#### [Short task]
Leave out the pictures and repeat the rest of the material exactly.

# START OF Data listing

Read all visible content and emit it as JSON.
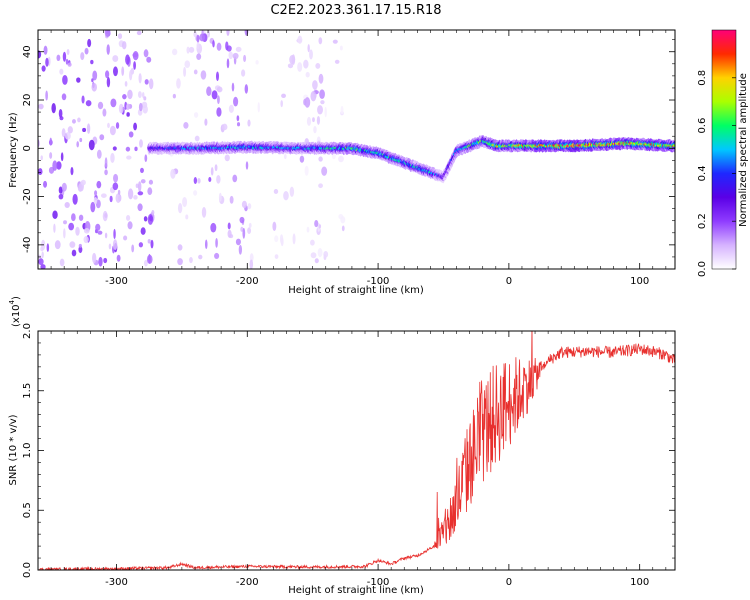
{
  "title": "C2E2.2023.361.17.15.R18",
  "chart_data": [
    {
      "type": "heatmap",
      "xlabel": "Height of straight line (km)",
      "ylabel": "Frequency (Hz)",
      "xlim": [
        -360,
        127
      ],
      "ylim": [
        -50,
        49
      ],
      "xticks": [
        -300,
        -200,
        -100,
        0,
        100
      ],
      "yticks": [
        -40,
        -20,
        0,
        20,
        40
      ],
      "colorbar": {
        "label": "Normalized spectral amplitude",
        "range": [
          0,
          1
        ],
        "ticks": [
          "0.0",
          "0.2",
          "0.4",
          "0.6",
          "0.8"
        ],
        "colors": [
          "#ffffff",
          "#d6b3ff",
          "#8f3cff",
          "#5a00e6",
          "#1e28ff",
          "#00c8ff",
          "#00ff64",
          "#aaff00",
          "#ffd200",
          "#ff2a00",
          "#ff0078"
        ]
      },
      "ridge": {
        "x": [
          -275,
          -240,
          -200,
          -160,
          -120,
          -100,
          -80,
          -60,
          -50,
          -40,
          -30,
          -20,
          -10,
          0,
          50,
          90,
          127
        ],
        "freq": [
          0,
          0,
          0.5,
          0,
          0,
          -2,
          -6,
          -10,
          -12,
          -1,
          1,
          3,
          1,
          1,
          1,
          2,
          1
        ],
        "amplitude": [
          0.35,
          0.45,
          0.5,
          0.45,
          0.6,
          0.55,
          0.55,
          0.5,
          0.3,
          0.5,
          0.6,
          0.6,
          0.75,
          0.7,
          0.95,
          0.85,
          0.8
        ]
      },
      "noise_bands": [
        {
          "x": [
            -360,
            -272
          ],
          "level": 0.6
        },
        {
          "x": [
            -258,
            -235
          ],
          "level": 0.25
        },
        {
          "x": [
            -240,
            -200
          ],
          "level": 0.45
        },
        {
          "x": [
            -200,
            -190
          ],
          "level": 0.2
        },
        {
          "x": [
            -180,
            -125
          ],
          "level": 0.2
        },
        {
          "x": [
            -160,
            -140
          ],
          "level": 0.35
        }
      ]
    },
    {
      "type": "line",
      "xlabel": "Height of straight line (km)",
      "ylabel": "SNR (10 * v/v)",
      "y_multiplier": "(x10",
      "y_multiplier_exp": "4",
      "y_multiplier_close": ")",
      "xlim": [
        -360,
        127
      ],
      "ylim": [
        0,
        2.0
      ],
      "xticks": [
        -300,
        -200,
        -100,
        0,
        100
      ],
      "yticks": [
        "0.0",
        "0.5",
        "1.0",
        "1.5",
        "2.0"
      ],
      "color": "#e8302e",
      "series": [
        {
          "x": [
            -360,
            -300,
            -260,
            -250,
            -240,
            -200,
            -150,
            -110,
            -100,
            -90,
            -80,
            -70,
            -60,
            -50,
            -40,
            -30,
            -20,
            -10,
            0,
            10,
            20,
            30,
            40,
            60,
            80,
            100,
            110,
            120,
            127
          ],
          "values": [
            0.005,
            0.01,
            0.02,
            0.05,
            0.02,
            0.03,
            0.025,
            0.03,
            0.08,
            0.05,
            0.1,
            0.12,
            0.18,
            0.3,
            0.55,
            0.9,
            1.15,
            1.3,
            1.4,
            1.5,
            1.62,
            1.75,
            1.82,
            1.83,
            1.82,
            1.85,
            1.83,
            1.8,
            1.75
          ]
        }
      ]
    }
  ]
}
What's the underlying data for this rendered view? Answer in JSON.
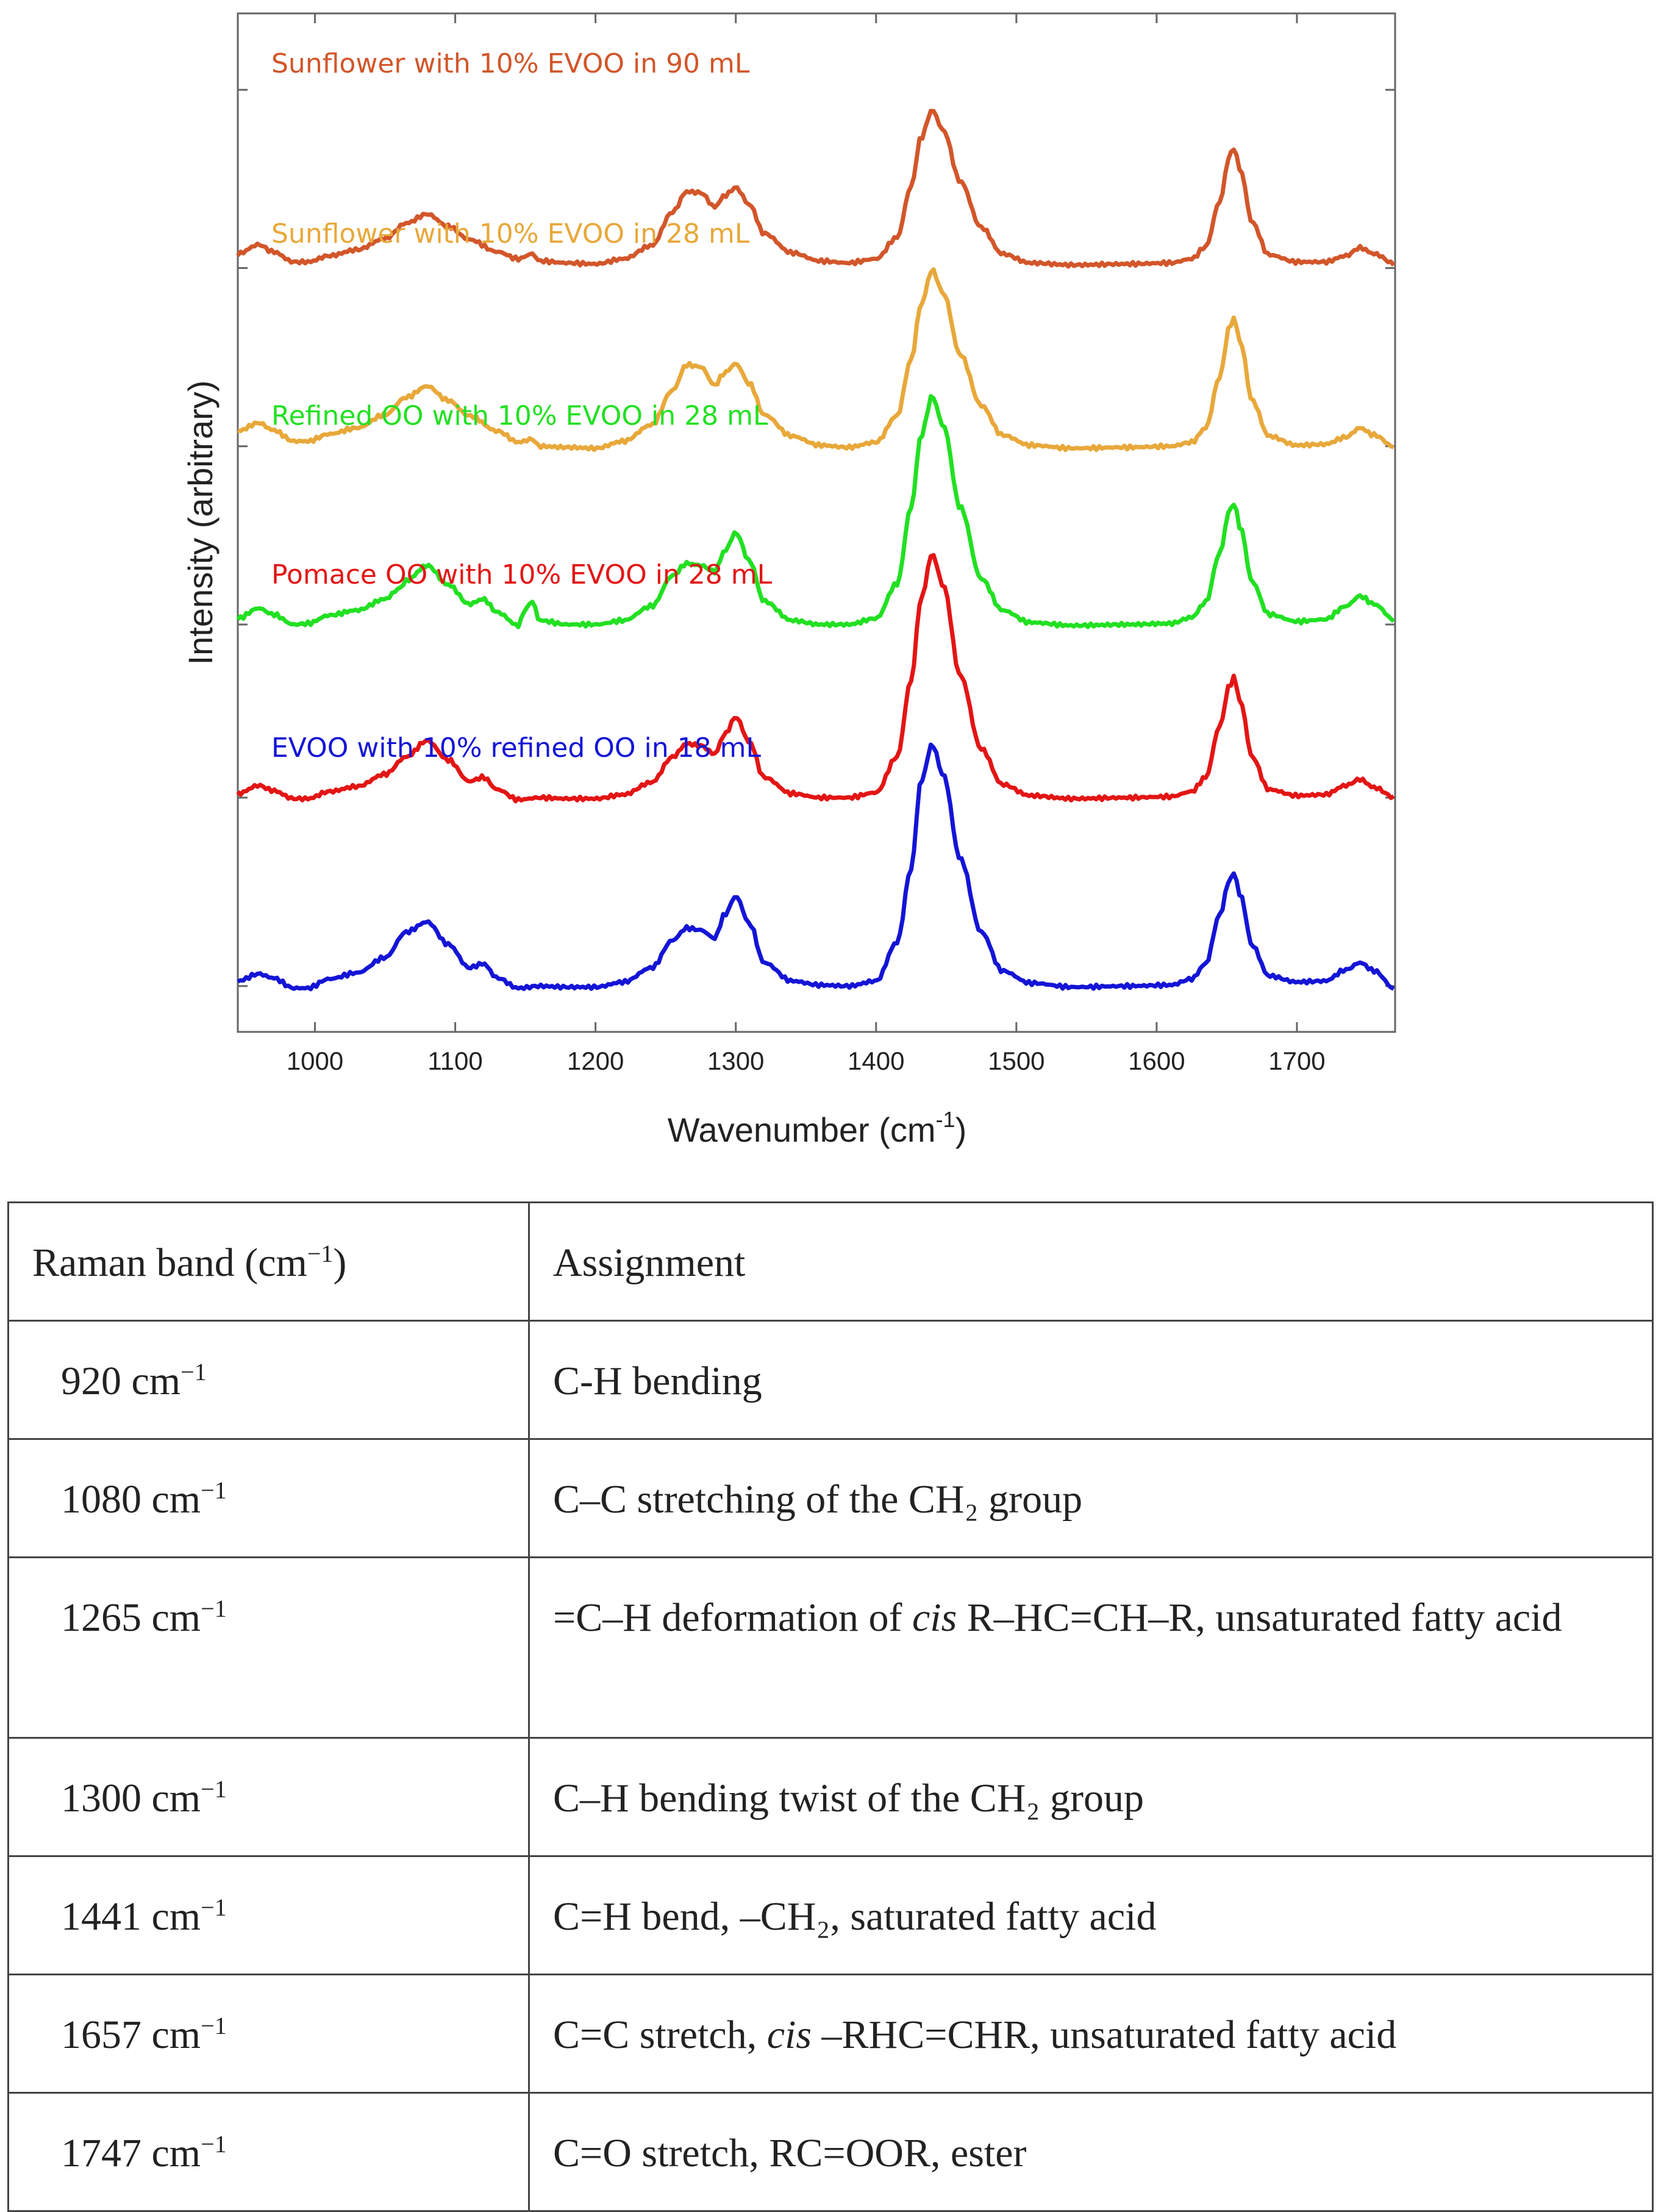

# END OF Data listing

#### [The result]
Read all visible content and emit it as JSON.
{
  "title": "C2E2.2023.361.17.15.R18",
  "chart_data": [
    {
      "type": "heatmap",
      "xlabel": "Height of straight line (km)",
      "ylabel": "Frequency (Hz)",
      "xlim": [
        -360,
        127
      ],
      "ylim": [
        -50,
        49
      ],
      "xticks": [
        -300,
        -200,
        -100,
        0,
        100
      ],
      "yticks": [
        -40,
        -20,
        0,
        20,
        40
      ],
      "colorbar": {
        "label": "Normalized spectral amplitude",
        "range": [
          0,
          1
        ],
        "ticks": [
          "0.0",
          "0.2",
          "0.4",
          "0.6",
          "0.8"
        ],
        "colors": [
          "#ffffff",
          "#d6b3ff",
          "#8f3cff",
          "#5a00e6",
          "#1e28ff",
          "#00c8ff",
          "#00ff64",
          "#aaff00",
          "#ffd200",
          "#ff2a00",
          "#ff0078"
        ]
      },
      "ridge": {
        "x": [
          -275,
          -240,
          -200,
          -160,
          -120,
          -100,
          -80,
          -60,
          -50,
          -40,
          -30,
          -20,
          -10,
          0,
          50,
          90,
          127
        ],
        "freq": [
          0,
          0,
          0.5,
          0,
          0,
          -2,
          -6,
          -10,
          -12,
          -1,
          1,
          3,
          1,
          1,
          1,
          2,
          1
        ],
        "amplitude": [
          0.35,
          0.45,
          0.5,
          0.45,
          0.6,
          0.55,
          0.55,
          0.5,
          0.3,
          0.5,
          0.6,
          0.6,
          0.75,
          0.7,
          0.95,
          0.85,
          0.8
        ]
      },
      "noise_bands": [
        {
          "x": [
            -360,
            -272
          ],
          "level": 0.6
        },
        {
          "x": [
            -258,
            -235
          ],
          "level": 0.25
        },
        {
          "x": [
            -240,
            -200
          ],
          "level": 0.45
        },
        {
          "x": [
            -200,
            -190
          ],
          "level": 0.2
        },
        {
          "x": [
            -180,
            -125
          ],
          "level": 0.2
        },
        {
          "x": [
            -160,
            -140
          ],
          "level": 0.35
        }
      ]
    },
    {
      "type": "line",
      "xlabel": "Height of straight line (km)",
      "ylabel": "SNR (10 * v/v)",
      "y_multiplier": "(x10",
      "y_multiplier_exp": "4",
      "y_multiplier_close": ")",
      "xlim": [
        -360,
        127
      ],
      "ylim": [
        0,
        2.0
      ],
      "xticks": [
        -300,
        -200,
        -100,
        0,
        100
      ],
      "yticks": [
        "0.0",
        "0.5",
        "1.0",
        "1.5",
        "2.0"
      ],
      "color": "#e8302e",
      "series": [
        {
          "x": [
            -360,
            -300,
            -260,
            -250,
            -240,
            -200,
            -150,
            -110,
            -100,
            -90,
            -80,
            -70,
            -60,
            -50,
            -40,
            -30,
            -20,
            -10,
            0,
            10,
            20,
            30,
            40,
            60,
            80,
            100,
            110,
            120,
            127
          ],
          "values": [
            0.005,
            0.01,
            0.02,
            0.05,
            0.02,
            0.03,
            0.025,
            0.03,
            0.08,
            0.05,
            0.1,
            0.12,
            0.18,
            0.3,
            0.55,
            0.9,
            1.15,
            1.3,
            1.4,
            1.5,
            1.62,
            1.75,
            1.82,
            1.83,
            1.82,
            1.85,
            1.83,
            1.8,
            1.75
          ]
        }
      ]
    }
  ]
}
What's the underlying data for this rendered view? Answer in JSON.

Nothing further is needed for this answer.